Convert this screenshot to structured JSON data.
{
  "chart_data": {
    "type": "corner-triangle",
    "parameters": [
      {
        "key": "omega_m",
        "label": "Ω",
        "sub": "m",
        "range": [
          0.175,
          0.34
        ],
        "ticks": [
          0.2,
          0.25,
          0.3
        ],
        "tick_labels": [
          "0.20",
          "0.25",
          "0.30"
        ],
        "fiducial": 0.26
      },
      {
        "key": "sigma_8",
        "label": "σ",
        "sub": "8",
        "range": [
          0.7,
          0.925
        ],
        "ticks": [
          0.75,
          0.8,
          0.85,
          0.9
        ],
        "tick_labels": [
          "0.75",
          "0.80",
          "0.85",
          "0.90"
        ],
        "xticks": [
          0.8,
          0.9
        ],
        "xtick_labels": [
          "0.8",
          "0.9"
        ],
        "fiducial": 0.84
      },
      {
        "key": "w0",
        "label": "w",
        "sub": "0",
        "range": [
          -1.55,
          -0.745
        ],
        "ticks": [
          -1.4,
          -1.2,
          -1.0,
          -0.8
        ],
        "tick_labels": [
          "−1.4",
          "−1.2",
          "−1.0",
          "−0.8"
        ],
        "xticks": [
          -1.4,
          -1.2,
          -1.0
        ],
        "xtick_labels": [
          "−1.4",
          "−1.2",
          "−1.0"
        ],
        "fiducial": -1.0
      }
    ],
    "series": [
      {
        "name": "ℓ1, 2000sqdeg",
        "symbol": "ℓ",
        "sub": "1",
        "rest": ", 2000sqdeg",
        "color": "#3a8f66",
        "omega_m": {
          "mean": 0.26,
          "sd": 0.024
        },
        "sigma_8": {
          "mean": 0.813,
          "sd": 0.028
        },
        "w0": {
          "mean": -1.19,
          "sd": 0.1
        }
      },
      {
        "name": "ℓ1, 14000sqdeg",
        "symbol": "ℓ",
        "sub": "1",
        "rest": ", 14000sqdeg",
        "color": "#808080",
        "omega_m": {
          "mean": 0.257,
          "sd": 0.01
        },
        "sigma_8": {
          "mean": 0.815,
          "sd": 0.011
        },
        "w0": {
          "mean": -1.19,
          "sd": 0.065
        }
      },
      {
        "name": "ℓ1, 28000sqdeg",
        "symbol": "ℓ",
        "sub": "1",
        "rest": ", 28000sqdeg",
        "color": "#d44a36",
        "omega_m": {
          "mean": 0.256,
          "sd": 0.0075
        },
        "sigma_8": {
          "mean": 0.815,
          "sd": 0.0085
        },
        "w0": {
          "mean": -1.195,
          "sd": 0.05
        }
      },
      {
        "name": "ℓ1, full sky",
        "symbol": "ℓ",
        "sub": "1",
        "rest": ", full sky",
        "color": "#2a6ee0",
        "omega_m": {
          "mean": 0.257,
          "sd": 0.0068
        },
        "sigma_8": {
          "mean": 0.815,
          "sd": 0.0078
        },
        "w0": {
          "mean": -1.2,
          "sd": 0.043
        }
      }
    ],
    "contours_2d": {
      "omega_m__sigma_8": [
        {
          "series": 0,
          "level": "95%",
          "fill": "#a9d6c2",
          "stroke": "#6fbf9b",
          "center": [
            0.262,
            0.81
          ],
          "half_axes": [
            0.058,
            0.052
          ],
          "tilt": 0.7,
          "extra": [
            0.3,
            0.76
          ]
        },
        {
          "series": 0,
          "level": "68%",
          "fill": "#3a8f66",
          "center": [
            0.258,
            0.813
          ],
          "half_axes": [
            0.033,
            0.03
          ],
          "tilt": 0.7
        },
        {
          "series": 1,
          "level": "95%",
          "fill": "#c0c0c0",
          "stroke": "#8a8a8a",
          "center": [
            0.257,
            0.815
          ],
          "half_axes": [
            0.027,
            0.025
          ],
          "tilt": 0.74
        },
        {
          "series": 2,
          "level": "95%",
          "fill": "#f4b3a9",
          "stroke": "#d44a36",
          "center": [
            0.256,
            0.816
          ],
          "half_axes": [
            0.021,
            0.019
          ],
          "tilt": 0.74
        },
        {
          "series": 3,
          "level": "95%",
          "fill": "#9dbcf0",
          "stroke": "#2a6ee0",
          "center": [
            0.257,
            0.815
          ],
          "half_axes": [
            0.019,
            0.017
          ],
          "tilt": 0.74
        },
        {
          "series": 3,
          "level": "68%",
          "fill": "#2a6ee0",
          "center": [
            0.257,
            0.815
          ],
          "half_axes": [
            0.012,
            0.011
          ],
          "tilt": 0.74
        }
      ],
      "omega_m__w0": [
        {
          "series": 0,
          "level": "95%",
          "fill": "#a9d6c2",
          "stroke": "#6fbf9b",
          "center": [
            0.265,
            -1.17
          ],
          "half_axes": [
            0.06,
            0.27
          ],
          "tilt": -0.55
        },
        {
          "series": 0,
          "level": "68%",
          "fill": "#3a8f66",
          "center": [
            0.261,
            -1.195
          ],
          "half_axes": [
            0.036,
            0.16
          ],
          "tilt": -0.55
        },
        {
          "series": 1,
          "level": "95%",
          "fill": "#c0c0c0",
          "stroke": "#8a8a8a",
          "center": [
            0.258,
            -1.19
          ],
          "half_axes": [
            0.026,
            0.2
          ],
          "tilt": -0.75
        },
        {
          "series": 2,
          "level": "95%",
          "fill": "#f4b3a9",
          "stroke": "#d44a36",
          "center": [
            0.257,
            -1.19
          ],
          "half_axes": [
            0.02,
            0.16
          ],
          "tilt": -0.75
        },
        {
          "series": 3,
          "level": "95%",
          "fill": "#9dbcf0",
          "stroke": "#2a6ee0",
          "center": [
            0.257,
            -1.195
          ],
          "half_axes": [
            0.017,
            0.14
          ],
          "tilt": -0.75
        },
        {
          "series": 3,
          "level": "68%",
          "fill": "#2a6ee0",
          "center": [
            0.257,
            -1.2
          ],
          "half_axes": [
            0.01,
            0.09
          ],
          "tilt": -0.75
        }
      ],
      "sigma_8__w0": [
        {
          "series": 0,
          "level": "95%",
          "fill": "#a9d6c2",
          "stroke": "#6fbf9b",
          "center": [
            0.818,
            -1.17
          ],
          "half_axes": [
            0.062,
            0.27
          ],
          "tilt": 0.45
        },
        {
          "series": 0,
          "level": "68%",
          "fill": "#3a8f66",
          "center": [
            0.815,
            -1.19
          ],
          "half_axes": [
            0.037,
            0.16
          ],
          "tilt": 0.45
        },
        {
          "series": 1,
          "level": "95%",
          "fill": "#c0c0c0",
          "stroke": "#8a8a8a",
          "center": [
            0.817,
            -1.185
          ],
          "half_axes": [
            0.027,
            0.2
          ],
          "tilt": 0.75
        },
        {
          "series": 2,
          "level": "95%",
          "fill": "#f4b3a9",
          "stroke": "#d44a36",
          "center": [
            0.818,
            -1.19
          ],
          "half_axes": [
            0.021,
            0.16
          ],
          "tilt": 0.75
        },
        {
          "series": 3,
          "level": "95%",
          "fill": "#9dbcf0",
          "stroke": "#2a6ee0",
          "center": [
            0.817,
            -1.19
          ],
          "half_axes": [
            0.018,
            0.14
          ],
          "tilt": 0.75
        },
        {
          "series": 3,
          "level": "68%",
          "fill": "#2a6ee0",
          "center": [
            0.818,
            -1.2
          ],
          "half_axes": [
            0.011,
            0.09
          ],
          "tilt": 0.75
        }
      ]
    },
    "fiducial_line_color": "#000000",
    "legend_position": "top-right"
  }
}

┄┄┄┄┄┄┄┄┄┄┄┄┄┄┄┄┄┄┄┄

What to produce>
Repeat all the entries word for word.

Reply to the exercise>
Convert this screenshot to structured JSON data.
{
  "chart_data": {
    "type": "corner-triangle",
    "parameters": [
      {
        "key": "omega_m",
        "label": "Ω",
        "sub": "m",
        "range": [
          0.175,
          0.34
        ],
        "ticks": [
          0.2,
          0.25,
          0.3
        ],
        "tick_labels": [
          "0.20",
          "0.25",
          "0.30"
        ],
        "fiducial": 0.26
      },
      {
        "key": "sigma_8",
        "label": "σ",
        "sub": "8",
        "range": [
          0.7,
          0.925
        ],
        "ticks": [
          0.75,
          0.8,
          0.85,
          0.9
        ],
        "tick_labels": [
          "0.75",
          "0.80",
          "0.85",
          "0.90"
        ],
        "xticks": [
          0.8,
          0.9
        ],
        "xtick_labels": [
          "0.8",
          "0.9"
        ],
        "fiducial": 0.84
      },
      {
        "key": "w0",
        "label": "w",
        "sub": "0",
        "range": [
          -1.55,
          -0.745
        ],
        "ticks": [
          -1.4,
          -1.2,
          -1.0,
          -0.8
        ],
        "tick_labels": [
          "−1.4",
          "−1.2",
          "−1.0",
          "−0.8"
        ],
        "xticks": [
          -1.4,
          -1.2,
          -1.0
        ],
        "xtick_labels": [
          "−1.4",
          "−1.2",
          "−1.0"
        ],
        "fiducial": -1.0
      }
    ],
    "series": [
      {
        "name": "ℓ1, 2000sqdeg",
        "symbol": "ℓ",
        "sub": "1",
        "rest": ", 2000sqdeg",
        "color": "#3a8f66",
        "omega_m": {
          "mean": 0.26,
          "sd": 0.024
        },
        "sigma_8": {
          "mean": 0.813,
          "sd": 0.028
        },
        "w0": {
          "mean": -1.19,
          "sd": 0.1
        }
      },
      {
        "name": "ℓ1, 14000sqdeg",
        "symbol": "ℓ",
        "sub": "1",
        "rest": ", 14000sqdeg",
        "color": "#808080",
        "omega_m": {
          "mean": 0.257,
          "sd": 0.01
        },
        "sigma_8": {
          "mean": 0.815,
          "sd": 0.011
        },
        "w0": {
          "mean": -1.19,
          "sd": 0.065
        }
      },
      {
        "name": "ℓ1, 28000sqdeg",
        "symbol": "ℓ",
        "sub": "1",
        "rest": ", 28000sqdeg",
        "color": "#d44a36",
        "omega_m": {
          "mean": 0.256,
          "sd": 0.0075
        },
        "sigma_8": {
          "mean": 0.815,
          "sd": 0.0085
        },
        "w0": {
          "mean": -1.195,
          "sd": 0.05
        }
      },
      {
        "name": "ℓ1, full sky",
        "symbol": "ℓ",
        "sub": "1",
        "rest": ", full sky",
        "color": "#2a6ee0",
        "omega_m": {
          "mean": 0.257,
          "sd": 0.0068
        },
        "sigma_8": {
          "mean": 0.815,
          "sd": 0.0078
        },
        "w0": {
          "mean": -1.2,
          "sd": 0.043
        }
      }
    ],
    "contours_2d": {
      "omega_m__sigma_8": [
        {
          "series": 0,
          "level": "95%",
          "fill": "#a9d6c2",
          "stroke": "#6fbf9b",
          "center": [
            0.262,
            0.81
          ],
          "half_axes": [
            0.058,
            0.052
          ],
          "tilt": 0.7,
          "extra": [
            0.3,
            0.76
          ]
        },
        {
          "series": 0,
          "level": "68%",
          "fill": "#3a8f66",
          "center": [
            0.258,
            0.813
          ],
          "half_axes": [
            0.033,
            0.03
          ],
          "tilt": 0.7
        },
        {
          "series": 1,
          "level": "95%",
          "fill": "#c0c0c0",
          "stroke": "#8a8a8a",
          "center": [
            0.257,
            0.815
          ],
          "half_axes": [
            0.027,
            0.025
          ],
          "tilt": 0.74
        },
        {
          "series": 2,
          "level": "95%",
          "fill": "#f4b3a9",
          "stroke": "#d44a36",
          "center": [
            0.256,
            0.816
          ],
          "half_axes": [
            0.021,
            0.019
          ],
          "tilt": 0.74
        },
        {
          "series": 3,
          "level": "95%",
          "fill": "#9dbcf0",
          "stroke": "#2a6ee0",
          "center": [
            0.257,
            0.815
          ],
          "half_axes": [
            0.019,
            0.017
          ],
          "tilt": 0.74
        },
        {
          "series": 3,
          "level": "68%",
          "fill": "#2a6ee0",
          "center": [
            0.257,
            0.815
          ],
          "half_axes": [
            0.012,
            0.011
          ],
          "tilt": 0.74
        }
      ],
      "omega_m__w0": [
        {
          "series": 0,
          "level": "95%",
          "fill": "#a9d6c2",
          "stroke": "#6fbf9b",
          "center": [
            0.265,
            -1.17
          ],
          "half_axes": [
            0.06,
            0.27
          ],
          "tilt": -0.55
        },
        {
          "series": 0,
          "level": "68%",
          "fill": "#3a8f66",
          "center": [
            0.261,
            -1.195
          ],
          "half_axes": [
            0.036,
            0.16
          ],
          "tilt": -0.55
        },
        {
          "series": 1,
          "level": "95%",
          "fill": "#c0c0c0",
          "stroke": "#8a8a8a",
          "center": [
            0.258,
            -1.19
          ],
          "half_axes": [
            0.026,
            0.2
          ],
          "tilt": -0.75
        },
        {
          "series": 2,
          "level": "95%",
          "fill": "#f4b3a9",
          "stroke": "#d44a36",
          "center": [
            0.257,
            -1.19
          ],
          "half_axes": [
            0.02,
            0.16
          ],
          "tilt": -0.75
        },
        {
          "series": 3,
          "level": "95%",
          "fill": "#9dbcf0",
          "stroke": "#2a6ee0",
          "center": [
            0.257,
            -1.195
          ],
          "half_axes": [
            0.017,
            0.14
          ],
          "tilt": -0.75
        },
        {
          "series": 3,
          "level": "68%",
          "fill": "#2a6ee0",
          "center": [
            0.257,
            -1.2
          ],
          "half_axes": [
            0.01,
            0.09
          ],
          "tilt": -0.75
        }
      ],
      "sigma_8__w0": [
        {
          "series": 0,
          "level": "95%",
          "fill": "#a9d6c2",
          "stroke": "#6fbf9b",
          "center": [
            0.818,
            -1.17
          ],
          "half_axes": [
            0.062,
            0.27
          ],
          "tilt": 0.45
        },
        {
          "series": 0,
          "level": "68%",
          "fill": "#3a8f66",
          "center": [
            0.815,
            -1.19
          ],
          "half_axes": [
            0.037,
            0.16
          ],
          "tilt": 0.45
        },
        {
          "series": 1,
          "level": "95%",
          "fill": "#c0c0c0",
          "stroke": "#8a8a8a",
          "center": [
            0.817,
            -1.185
          ],
          "half_axes": [
            0.027,
            0.2
          ],
          "tilt": 0.75
        },
        {
          "series": 2,
          "level": "95%",
          "fill": "#f4b3a9",
          "stroke": "#d44a36",
          "center": [
            0.818,
            -1.19
          ],
          "half_axes": [
            0.021,
            0.16
          ],
          "tilt": 0.75
        },
        {
          "series": 3,
          "level": "95%",
          "fill": "#9dbcf0",
          "stroke": "#2a6ee0",
          "center": [
            0.817,
            -1.19
          ],
          "half_axes": [
            0.018,
            0.14
          ],
          "tilt": 0.75
        },
        {
          "series": 3,
          "level": "68%",
          "fill": "#2a6ee0",
          "center": [
            0.818,
            -1.2
          ],
          "half_axes": [
            0.011,
            0.09
          ],
          "tilt": 0.75
        }
      ]
    },
    "fiducial_line_color": "#000000",
    "legend_position": "top-right"
  }
}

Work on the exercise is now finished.